> _THE REQUEST_
Find all lines in the records that include the word "Deck", and copy them out.

## BEGIN DATA SUPPLIED

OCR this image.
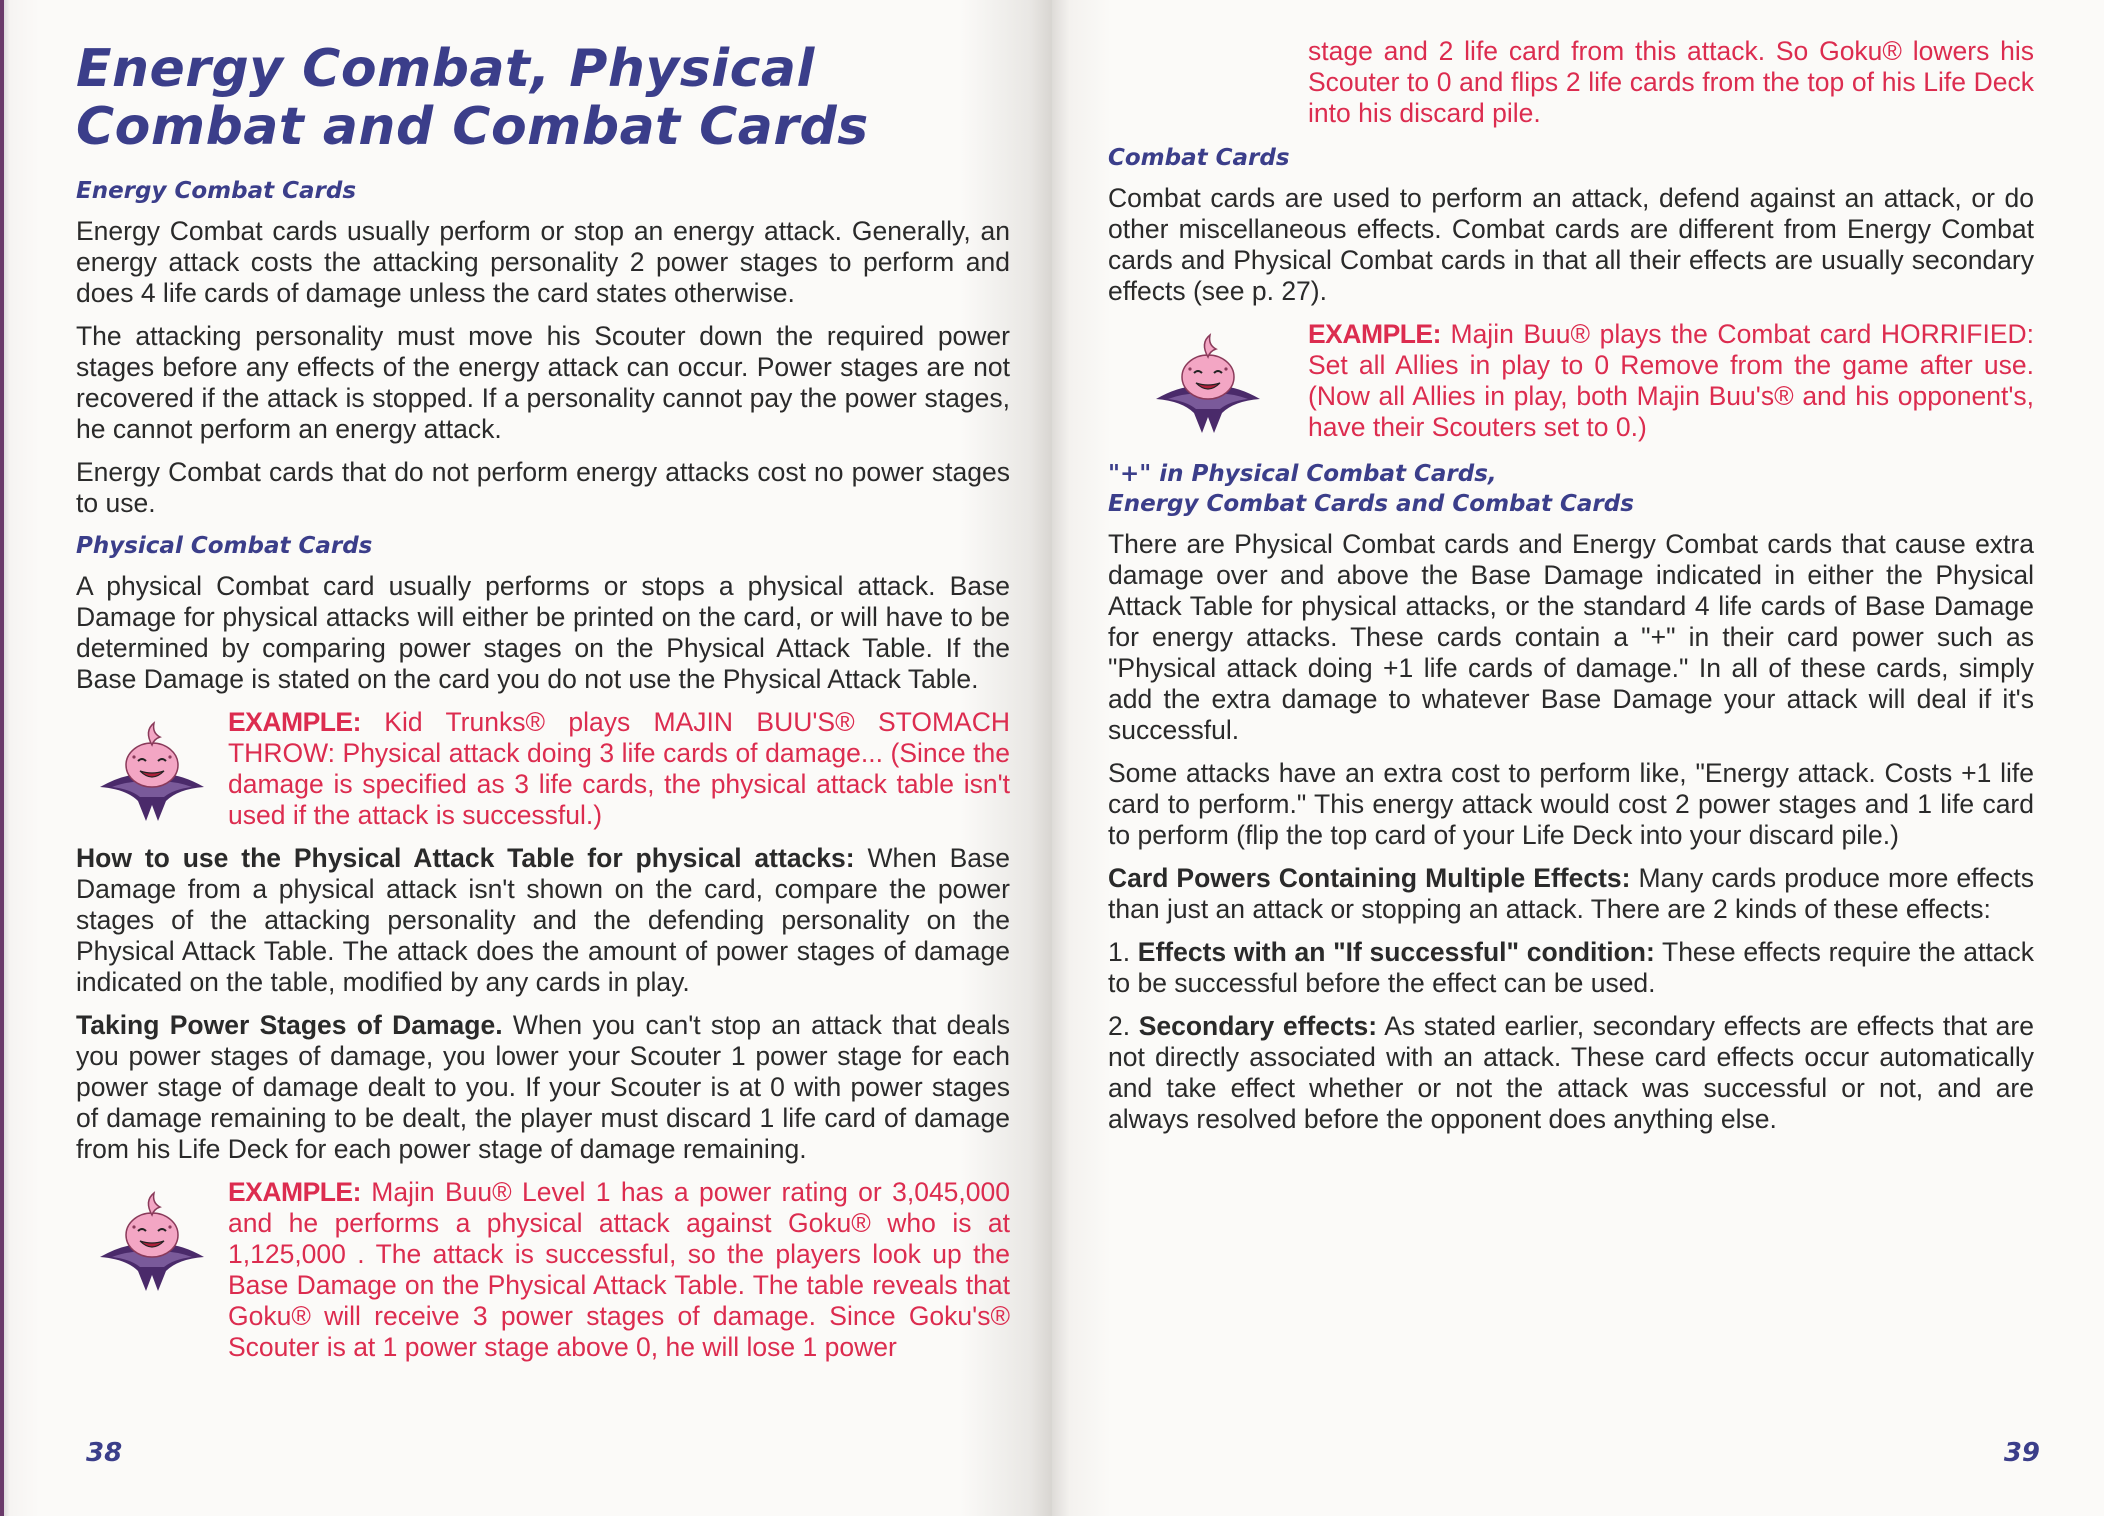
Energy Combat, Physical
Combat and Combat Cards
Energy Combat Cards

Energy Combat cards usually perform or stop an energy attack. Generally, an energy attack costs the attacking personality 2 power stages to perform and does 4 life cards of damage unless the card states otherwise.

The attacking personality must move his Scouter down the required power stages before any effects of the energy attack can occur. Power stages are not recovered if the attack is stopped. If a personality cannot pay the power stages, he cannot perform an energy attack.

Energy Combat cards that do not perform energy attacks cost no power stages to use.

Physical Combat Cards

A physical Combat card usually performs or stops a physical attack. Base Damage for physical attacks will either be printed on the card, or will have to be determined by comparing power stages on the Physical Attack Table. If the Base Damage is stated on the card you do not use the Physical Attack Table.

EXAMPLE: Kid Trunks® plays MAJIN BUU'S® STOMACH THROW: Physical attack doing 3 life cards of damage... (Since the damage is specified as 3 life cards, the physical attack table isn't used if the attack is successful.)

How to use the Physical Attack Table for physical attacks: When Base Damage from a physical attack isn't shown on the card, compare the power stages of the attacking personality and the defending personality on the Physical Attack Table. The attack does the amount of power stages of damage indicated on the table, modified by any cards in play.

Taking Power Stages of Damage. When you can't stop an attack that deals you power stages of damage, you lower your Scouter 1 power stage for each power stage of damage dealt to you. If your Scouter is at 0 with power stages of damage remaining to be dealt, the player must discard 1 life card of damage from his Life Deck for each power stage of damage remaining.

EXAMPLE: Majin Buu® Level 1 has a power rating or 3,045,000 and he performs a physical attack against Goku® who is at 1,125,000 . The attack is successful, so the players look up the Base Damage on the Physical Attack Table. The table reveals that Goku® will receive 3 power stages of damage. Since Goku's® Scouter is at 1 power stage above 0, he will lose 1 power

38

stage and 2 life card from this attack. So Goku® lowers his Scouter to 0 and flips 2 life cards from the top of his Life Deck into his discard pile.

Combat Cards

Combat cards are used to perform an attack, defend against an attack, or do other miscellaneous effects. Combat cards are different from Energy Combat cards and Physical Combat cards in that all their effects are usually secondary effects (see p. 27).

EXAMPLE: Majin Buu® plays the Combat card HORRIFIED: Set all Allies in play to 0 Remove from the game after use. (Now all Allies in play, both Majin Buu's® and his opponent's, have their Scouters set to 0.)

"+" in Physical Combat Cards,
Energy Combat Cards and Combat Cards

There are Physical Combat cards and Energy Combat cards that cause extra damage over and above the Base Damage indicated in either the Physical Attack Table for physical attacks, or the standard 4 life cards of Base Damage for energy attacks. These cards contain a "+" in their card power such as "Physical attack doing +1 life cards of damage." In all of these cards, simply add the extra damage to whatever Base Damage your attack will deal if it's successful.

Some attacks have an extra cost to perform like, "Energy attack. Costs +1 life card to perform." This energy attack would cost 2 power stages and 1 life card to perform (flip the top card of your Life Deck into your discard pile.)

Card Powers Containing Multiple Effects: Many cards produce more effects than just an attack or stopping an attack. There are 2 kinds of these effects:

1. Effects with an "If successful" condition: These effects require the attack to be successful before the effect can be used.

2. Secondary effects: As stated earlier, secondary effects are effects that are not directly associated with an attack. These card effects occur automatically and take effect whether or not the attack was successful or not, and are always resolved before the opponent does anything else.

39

## END DATA SUPPLIED

> _EXERCISE RESPONSE_
Taking Power Stages of Damage. When you can't stop an attack that deals you power stages of damage, you lower your Scouter 1 power stage for each power stage of damage dealt to you. If your Scouter is at 0 with power stages of damage remaining to be dealt, the player must discard 1 life card of damage from his Life Deck for each power stage of damage remaining.
stage and 2 life card from this attack. So Goku® lowers his Scouter to 0 and flips 2 life cards from the top of his Life Deck into his discard pile.
Some attacks have an extra cost to perform like, "Energy attack. Costs +1 life card to perform." This energy attack would cost 2 power stages and 1 life card to perform (flip the top card of your Life Deck into your discard pile.)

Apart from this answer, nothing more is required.